* START DATASET RECORDS *

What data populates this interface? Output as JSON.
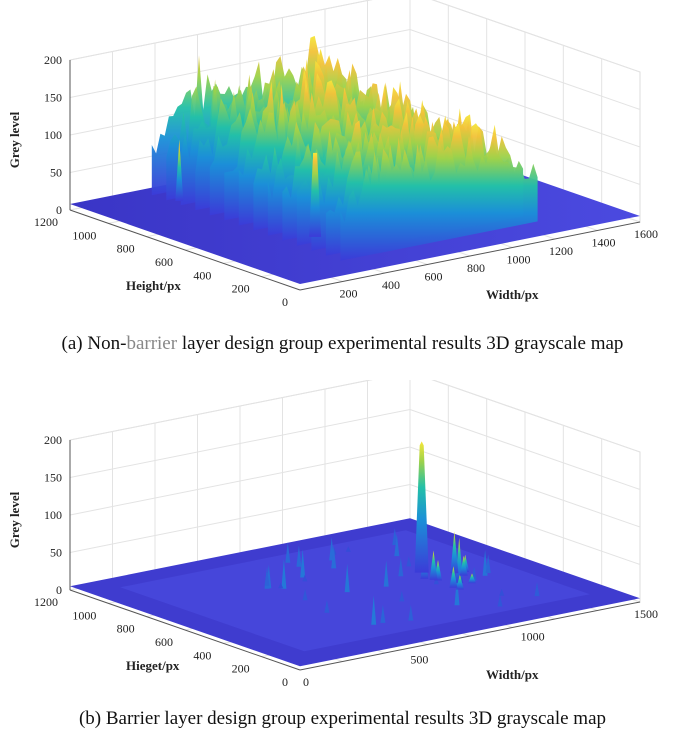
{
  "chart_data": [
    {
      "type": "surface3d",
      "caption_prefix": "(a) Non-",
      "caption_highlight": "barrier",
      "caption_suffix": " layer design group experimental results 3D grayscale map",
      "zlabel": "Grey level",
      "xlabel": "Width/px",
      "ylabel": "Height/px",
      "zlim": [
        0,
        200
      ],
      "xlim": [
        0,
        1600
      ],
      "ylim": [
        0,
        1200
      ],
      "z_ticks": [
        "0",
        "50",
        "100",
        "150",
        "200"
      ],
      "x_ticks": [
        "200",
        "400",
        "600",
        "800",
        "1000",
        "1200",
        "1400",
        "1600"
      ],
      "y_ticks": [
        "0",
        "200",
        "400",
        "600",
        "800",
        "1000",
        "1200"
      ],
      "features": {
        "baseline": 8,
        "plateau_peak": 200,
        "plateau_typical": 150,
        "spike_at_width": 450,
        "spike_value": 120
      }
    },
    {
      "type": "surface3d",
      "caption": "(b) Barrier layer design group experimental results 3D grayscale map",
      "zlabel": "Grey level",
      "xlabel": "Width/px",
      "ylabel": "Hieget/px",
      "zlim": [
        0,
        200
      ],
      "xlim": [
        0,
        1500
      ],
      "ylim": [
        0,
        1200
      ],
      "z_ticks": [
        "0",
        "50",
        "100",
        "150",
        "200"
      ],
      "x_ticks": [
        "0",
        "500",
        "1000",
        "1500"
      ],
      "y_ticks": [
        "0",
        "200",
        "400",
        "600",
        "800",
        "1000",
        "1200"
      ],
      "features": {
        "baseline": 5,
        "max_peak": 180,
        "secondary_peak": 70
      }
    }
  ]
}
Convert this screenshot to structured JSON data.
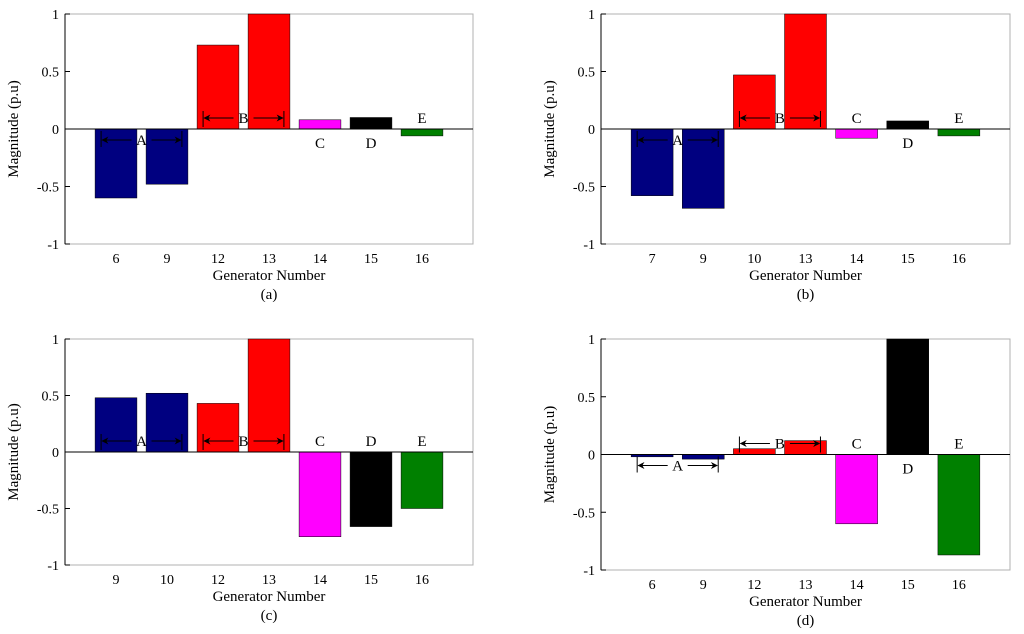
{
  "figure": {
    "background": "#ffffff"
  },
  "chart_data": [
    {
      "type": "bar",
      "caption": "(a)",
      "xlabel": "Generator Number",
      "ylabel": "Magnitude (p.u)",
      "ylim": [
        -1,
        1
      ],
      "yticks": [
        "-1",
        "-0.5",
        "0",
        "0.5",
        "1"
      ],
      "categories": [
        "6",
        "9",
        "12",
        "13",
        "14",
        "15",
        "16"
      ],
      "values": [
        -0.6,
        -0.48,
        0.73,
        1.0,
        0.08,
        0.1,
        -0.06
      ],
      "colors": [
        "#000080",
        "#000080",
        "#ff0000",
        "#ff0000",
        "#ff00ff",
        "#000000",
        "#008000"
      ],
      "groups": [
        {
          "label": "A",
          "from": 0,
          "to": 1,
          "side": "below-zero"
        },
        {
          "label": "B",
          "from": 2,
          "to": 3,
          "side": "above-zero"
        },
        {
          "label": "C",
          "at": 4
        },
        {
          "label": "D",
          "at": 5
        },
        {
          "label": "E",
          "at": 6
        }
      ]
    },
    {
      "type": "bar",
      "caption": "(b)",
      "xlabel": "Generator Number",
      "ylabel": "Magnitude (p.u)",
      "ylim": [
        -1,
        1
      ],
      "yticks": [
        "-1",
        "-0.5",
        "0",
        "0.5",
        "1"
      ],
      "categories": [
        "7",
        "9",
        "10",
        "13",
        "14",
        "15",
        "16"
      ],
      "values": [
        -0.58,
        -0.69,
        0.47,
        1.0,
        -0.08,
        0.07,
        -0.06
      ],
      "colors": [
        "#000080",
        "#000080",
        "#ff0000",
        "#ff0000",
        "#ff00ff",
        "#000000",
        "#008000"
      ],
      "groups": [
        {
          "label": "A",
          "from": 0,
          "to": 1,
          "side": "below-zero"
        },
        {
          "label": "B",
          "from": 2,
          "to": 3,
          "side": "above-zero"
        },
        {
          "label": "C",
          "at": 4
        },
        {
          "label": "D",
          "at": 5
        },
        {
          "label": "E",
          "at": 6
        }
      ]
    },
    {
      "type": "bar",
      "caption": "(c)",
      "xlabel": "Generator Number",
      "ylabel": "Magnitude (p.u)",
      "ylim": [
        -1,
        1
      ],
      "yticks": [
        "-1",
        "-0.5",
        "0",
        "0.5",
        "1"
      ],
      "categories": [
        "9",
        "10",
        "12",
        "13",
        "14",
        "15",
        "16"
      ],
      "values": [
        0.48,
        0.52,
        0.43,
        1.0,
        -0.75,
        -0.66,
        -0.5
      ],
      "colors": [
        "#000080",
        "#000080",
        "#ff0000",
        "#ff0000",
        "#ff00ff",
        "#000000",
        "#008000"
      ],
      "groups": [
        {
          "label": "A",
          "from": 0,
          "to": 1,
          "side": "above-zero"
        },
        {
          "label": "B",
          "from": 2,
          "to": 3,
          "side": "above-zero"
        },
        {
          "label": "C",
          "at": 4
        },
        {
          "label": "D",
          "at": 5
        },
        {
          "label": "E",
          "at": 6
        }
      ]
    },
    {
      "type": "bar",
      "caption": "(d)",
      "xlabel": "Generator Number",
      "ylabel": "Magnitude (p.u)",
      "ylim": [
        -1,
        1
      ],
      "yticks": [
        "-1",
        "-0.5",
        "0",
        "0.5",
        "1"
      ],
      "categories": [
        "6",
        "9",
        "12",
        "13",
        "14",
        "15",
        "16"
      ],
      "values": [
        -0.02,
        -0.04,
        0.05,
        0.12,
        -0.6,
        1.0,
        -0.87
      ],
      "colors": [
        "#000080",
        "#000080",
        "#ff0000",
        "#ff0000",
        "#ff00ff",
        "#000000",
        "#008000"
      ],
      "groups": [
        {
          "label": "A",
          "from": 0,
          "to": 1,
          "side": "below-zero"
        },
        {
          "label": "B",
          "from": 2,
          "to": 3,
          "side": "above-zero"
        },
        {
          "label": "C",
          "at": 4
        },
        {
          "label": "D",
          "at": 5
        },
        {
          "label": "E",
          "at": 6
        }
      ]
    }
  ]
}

* END DATASET RECORDS *

=== WORK REQUIRED ===
Restate the whole of the material word for word without the pictures.

=== EXERCISE SOLUTION ===
What data populates this interface? Output as JSON.
{
  "chart_data": [
    {
      "type": "surface3d",
      "caption_prefix": "(a) Non-",
      "caption_highlight": "barrier",
      "caption_suffix": " layer design group experimental results 3D grayscale map",
      "zlabel": "Grey level",
      "xlabel": "Width/px",
      "ylabel": "Height/px",
      "zlim": [
        0,
        200
      ],
      "xlim": [
        0,
        1600
      ],
      "ylim": [
        0,
        1200
      ],
      "z_ticks": [
        "0",
        "50",
        "100",
        "150",
        "200"
      ],
      "x_ticks": [
        "200",
        "400",
        "600",
        "800",
        "1000",
        "1200",
        "1400",
        "1600"
      ],
      "y_ticks": [
        "0",
        "200",
        "400",
        "600",
        "800",
        "1000",
        "1200"
      ],
      "features": {
        "baseline": 8,
        "plateau_peak": 200,
        "plateau_typical": 150,
        "spike_at_width": 450,
        "spike_value": 120
      }
    },
    {
      "type": "surface3d",
      "caption": "(b) Barrier layer design group experimental results 3D grayscale map",
      "zlabel": "Grey level",
      "xlabel": "Width/px",
      "ylabel": "Hieget/px",
      "zlim": [
        0,
        200
      ],
      "xlim": [
        0,
        1500
      ],
      "ylim": [
        0,
        1200
      ],
      "z_ticks": [
        "0",
        "50",
        "100",
        "150",
        "200"
      ],
      "x_ticks": [
        "0",
        "500",
        "1000",
        "1500"
      ],
      "y_ticks": [
        "0",
        "200",
        "400",
        "600",
        "800",
        "1000",
        "1200"
      ],
      "features": {
        "baseline": 5,
        "max_peak": 180,
        "secondary_peak": 70
      }
    }
  ]
}
Convert this screenshot to structured JSON data.
{
  "figure": {
    "background": "#ffffff"
  },
  "chart_data": [
    {
      "type": "bar",
      "caption": "(a)",
      "xlabel": "Generator Number",
      "ylabel": "Magnitude (p.u)",
      "ylim": [
        -1,
        1
      ],
      "yticks": [
        "-1",
        "-0.5",
        "0",
        "0.5",
        "1"
      ],
      "categories": [
        "6",
        "9",
        "12",
        "13",
        "14",
        "15",
        "16"
      ],
      "values": [
        -0.6,
        -0.48,
        0.73,
        1.0,
        0.08,
        0.1,
        -0.06
      ],
      "colors": [
        "#000080",
        "#000080",
        "#ff0000",
        "#ff0000",
        "#ff00ff",
        "#000000",
        "#008000"
      ],
      "groups": [
        {
          "label": "A",
          "from": 0,
          "to": 1,
          "side": "below-zero"
        },
        {
          "label": "B",
          "from": 2,
          "to": 3,
          "side": "above-zero"
        },
        {
          "label": "C",
          "at": 4
        },
        {
          "label": "D",
          "at": 5
        },
        {
          "label": "E",
          "at": 6
        }
      ]
    },
    {
      "type": "bar",
      "caption": "(b)",
      "xlabel": "Generator Number",
      "ylabel": "Magnitude (p.u)",
      "ylim": [
        -1,
        1
      ],
      "yticks": [
        "-1",
        "-0.5",
        "0",
        "0.5",
        "1"
      ],
      "categories": [
        "7",
        "9",
        "10",
        "13",
        "14",
        "15",
        "16"
      ],
      "values": [
        -0.58,
        -0.69,
        0.47,
        1.0,
        -0.08,
        0.07,
        -0.06
      ],
      "colors": [
        "#000080",
        "#000080",
        "#ff0000",
        "#ff0000",
        "#ff00ff",
        "#000000",
        "#008000"
      ],
      "groups": [
        {
          "label": "A",
          "from": 0,
          "to": 1,
          "side": "below-zero"
        },
        {
          "label": "B",
          "from": 2,
          "to": 3,
          "side": "above-zero"
        },
        {
          "label": "C",
          "at": 4
        },
        {
          "label": "D",
          "at": 5
        },
        {
          "label": "E",
          "at": 6
        }
      ]
    },
    {
      "type": "bar",
      "caption": "(c)",
      "xlabel": "Generator Number",
      "ylabel": "Magnitude (p.u)",
      "ylim": [
        -1,
        1
      ],
      "yticks": [
        "-1",
        "-0.5",
        "0",
        "0.5",
        "1"
      ],
      "categories": [
        "9",
        "10",
        "12",
        "13",
        "14",
        "15",
        "16"
      ],
      "values": [
        0.48,
        0.52,
        0.43,
        1.0,
        -0.75,
        -0.66,
        -0.5
      ],
      "colors": [
        "#000080",
        "#000080",
        "#ff0000",
        "#ff0000",
        "#ff00ff",
        "#000000",
        "#008000"
      ],
      "groups": [
        {
          "label": "A",
          "from": 0,
          "to": 1,
          "side": "above-zero"
        },
        {
          "label": "B",
          "from": 2,
          "to": 3,
          "side": "above-zero"
        },
        {
          "label": "C",
          "at": 4
        },
        {
          "label": "D",
          "at": 5
        },
        {
          "label": "E",
          "at": 6
        }
      ]
    },
    {
      "type": "bar",
      "caption": "(d)",
      "xlabel": "Generator Number",
      "ylabel": "Magnitude (p.u)",
      "ylim": [
        -1,
        1
      ],
      "yticks": [
        "-1",
        "-0.5",
        "0",
        "0.5",
        "1"
      ],
      "categories": [
        "6",
        "9",
        "12",
        "13",
        "14",
        "15",
        "16"
      ],
      "values": [
        -0.02,
        -0.04,
        0.05,
        0.12,
        -0.6,
        1.0,
        -0.87
      ],
      "colors": [
        "#000080",
        "#000080",
        "#ff0000",
        "#ff0000",
        "#ff00ff",
        "#000000",
        "#008000"
      ],
      "groups": [
        {
          "label": "A",
          "from": 0,
          "to": 1,
          "side": "below-zero"
        },
        {
          "label": "B",
          "from": 2,
          "to": 3,
          "side": "above-zero"
        },
        {
          "label": "C",
          "at": 4
        },
        {
          "label": "D",
          "at": 5
        },
        {
          "label": "E",
          "at": 6
        }
      ]
    }
  ]
}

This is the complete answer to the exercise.